Set task: Look below for the line with "Convert this screenshot", then repeat it and all lines after it, exactly, minus any pictures.

## Start Data shown

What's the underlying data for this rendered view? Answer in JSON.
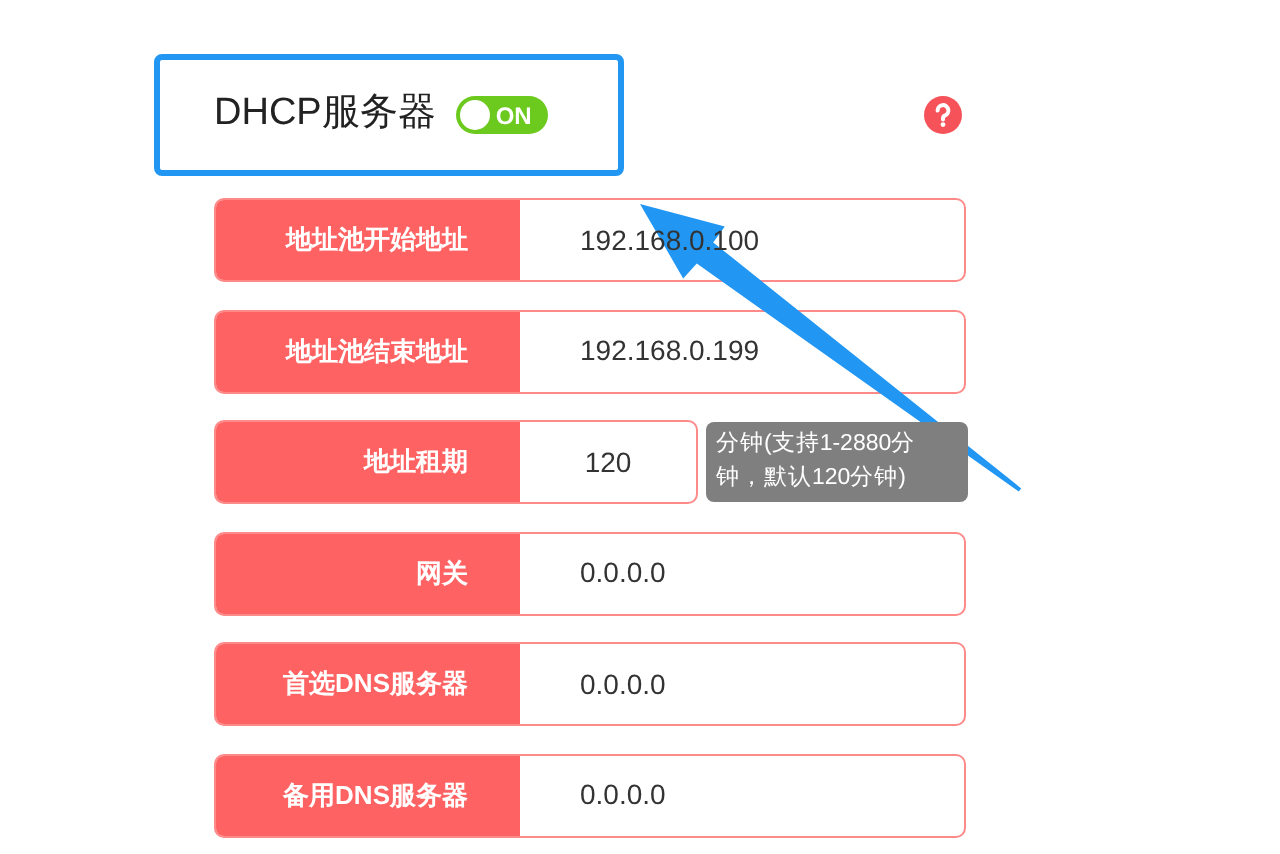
{
  "header": {
    "title": "DHCP服务器",
    "toggle": {
      "label": "ON",
      "on": true
    }
  },
  "fields": [
    {
      "kind": "field",
      "label": "地址池开始地址",
      "value": "192.168.0.100"
    },
    {
      "kind": "field",
      "label": "地址池结束地址",
      "value": "192.168.0.199"
    },
    {
      "kind": "short",
      "label": "地址租期",
      "value": "120",
      "hint": "分钟(支持1-2880分钟，默认120分钟)"
    },
    {
      "kind": "field",
      "label": "网关",
      "value": "0.0.0.0"
    },
    {
      "kind": "field",
      "label": "首选DNS服务器",
      "value": "0.0.0.0"
    },
    {
      "kind": "field",
      "label": "备用DNS服务器",
      "value": "0.0.0.0"
    }
  ]
}
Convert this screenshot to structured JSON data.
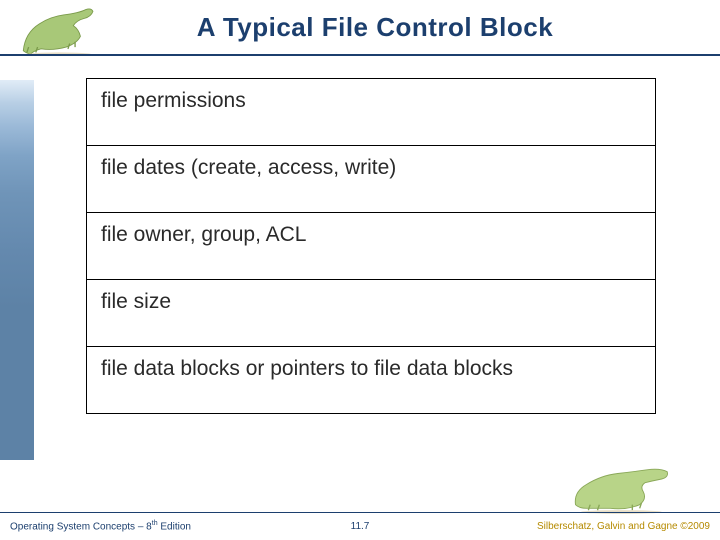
{
  "title": "A Typical File Control Block",
  "fcb_rows": [
    "file permissions",
    "file dates (create, access, write)",
    "file owner, group, ACL",
    "file size",
    "file data blocks or pointers to file data blocks"
  ],
  "footer": {
    "left_prefix": "Operating System Concepts – 8",
    "left_suffix": " Edition",
    "left_sup": "th",
    "center": "11.7",
    "right": "Silberschatz, Galvin and Gagne ©2009"
  }
}
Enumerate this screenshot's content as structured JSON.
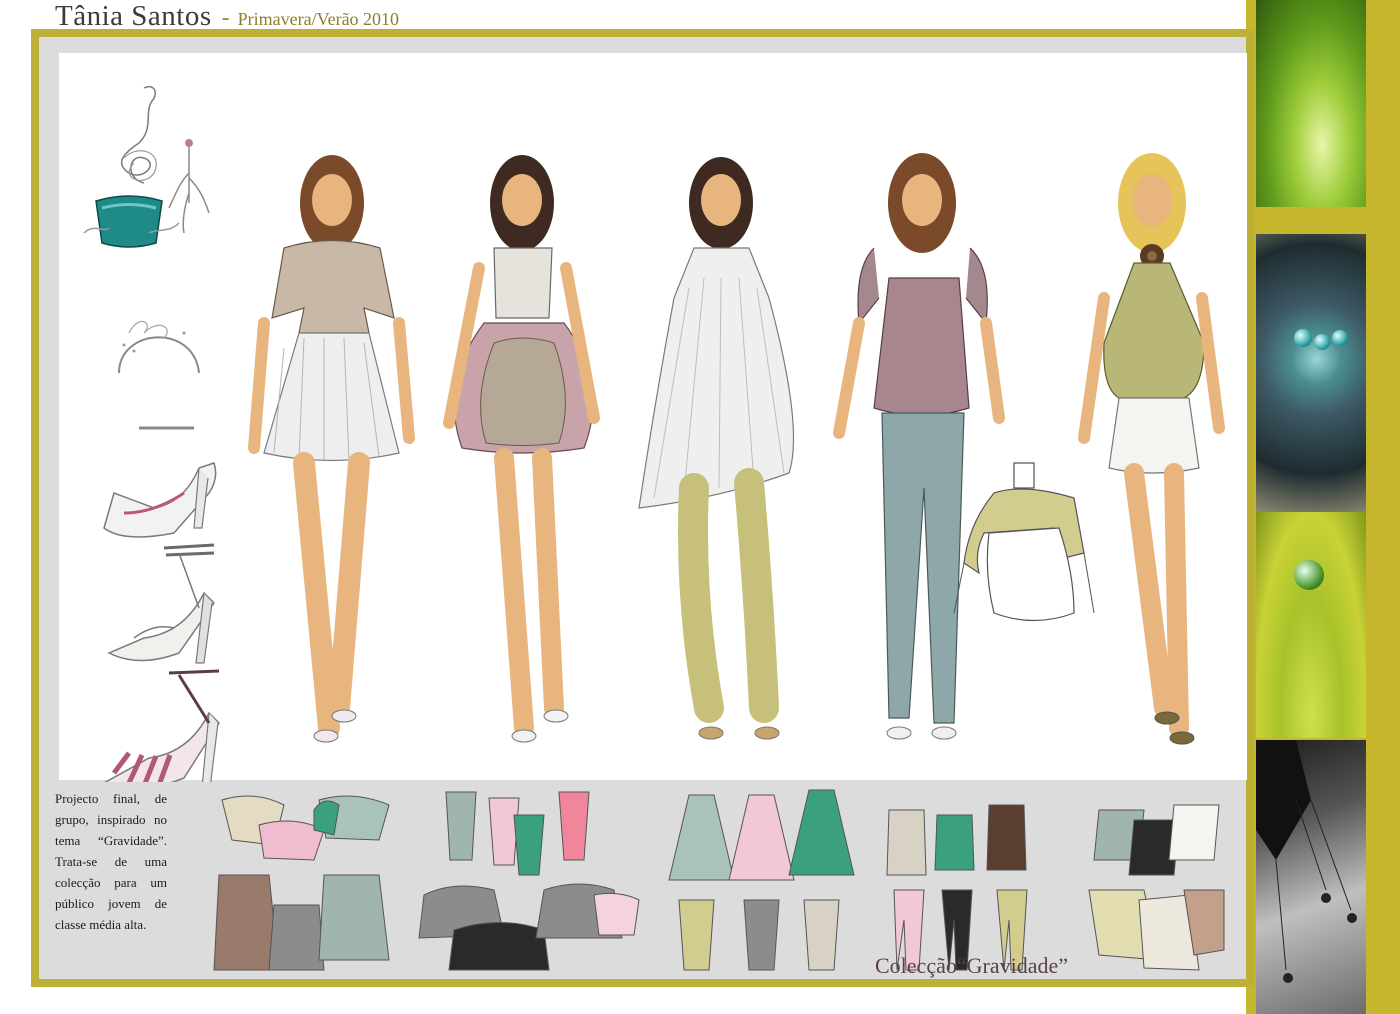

## End Data shown

Answer for the task:
Convert this screenshot to structured JSON data.
{
  "title": "A Typical File Control Block",
  "fcb_rows": [
    "file permissions",
    "file dates (create, access, write)",
    "file owner, group, ACL",
    "file size",
    "file data blocks or pointers to file data blocks"
  ],
  "footer": {
    "left_prefix": "Operating System Concepts – 8",
    "left_suffix": " Edition",
    "left_sup": "th",
    "center": "11.7",
    "right": "Silberschatz, Galvin and Gagne ©2009"
  }
}
Enumerate this screenshot's content as structured JSON.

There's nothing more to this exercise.